*Prompt:* Reproduce every entry exactly as shown.

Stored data
++++++++++

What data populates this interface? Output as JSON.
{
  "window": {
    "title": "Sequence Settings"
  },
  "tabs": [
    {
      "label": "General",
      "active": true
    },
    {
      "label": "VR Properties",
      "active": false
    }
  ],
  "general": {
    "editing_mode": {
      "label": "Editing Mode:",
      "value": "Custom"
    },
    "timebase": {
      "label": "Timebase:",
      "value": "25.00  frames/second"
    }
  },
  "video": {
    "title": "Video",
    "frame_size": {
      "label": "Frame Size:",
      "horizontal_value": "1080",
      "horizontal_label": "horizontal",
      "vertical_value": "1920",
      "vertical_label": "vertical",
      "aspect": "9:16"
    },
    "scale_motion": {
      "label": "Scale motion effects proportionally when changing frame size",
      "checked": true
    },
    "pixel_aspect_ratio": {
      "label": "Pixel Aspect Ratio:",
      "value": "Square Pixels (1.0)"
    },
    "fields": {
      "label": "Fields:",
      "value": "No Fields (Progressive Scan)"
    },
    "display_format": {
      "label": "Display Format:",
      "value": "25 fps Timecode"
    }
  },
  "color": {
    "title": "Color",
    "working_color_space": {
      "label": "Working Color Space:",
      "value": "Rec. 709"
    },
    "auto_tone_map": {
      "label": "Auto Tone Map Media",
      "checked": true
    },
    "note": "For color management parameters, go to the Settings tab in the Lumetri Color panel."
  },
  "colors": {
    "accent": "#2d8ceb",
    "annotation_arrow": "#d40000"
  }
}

++++++++++

*Complete output:*
What data populates this interface? Output as JSON.
{
  "window": {
    "title": "Sequence Settings"
  },
  "tabs": [
    {
      "label": "General",
      "active": true
    },
    {
      "label": "VR Properties",
      "active": false
    }
  ],
  "general": {
    "editing_mode": {
      "label": "Editing Mode:",
      "value": "Custom"
    },
    "timebase": {
      "label": "Timebase:",
      "value": "25.00  frames/second"
    }
  },
  "video": {
    "title": "Video",
    "frame_size": {
      "label": "Frame Size:",
      "horizontal_value": "1080",
      "horizontal_label": "horizontal",
      "vertical_value": "1920",
      "vertical_label": "vertical",
      "aspect": "9:16"
    },
    "scale_motion": {
      "label": "Scale motion effects proportionally when changing frame size",
      "checked": true
    },
    "pixel_aspect_ratio": {
      "label": "Pixel Aspect Ratio:",
      "value": "Square Pixels (1.0)"
    },
    "fields": {
      "label": "Fields:",
      "value": "No Fields (Progressive Scan)"
    },
    "display_format": {
      "label": "Display Format:",
      "value": "25 fps Timecode"
    }
  },
  "color": {
    "title": "Color",
    "working_color_space": {
      "label": "Working Color Space:",
      "value": "Rec. 709"
    },
    "auto_tone_map": {
      "label": "Auto Tone Map Media",
      "checked": true
    },
    "note": "For color management parameters, go to the Settings tab in the Lumetri Color panel."
  },
  "colors": {
    "accent": "#2d8ceb",
    "annotation_arrow": "#d40000"
  }
}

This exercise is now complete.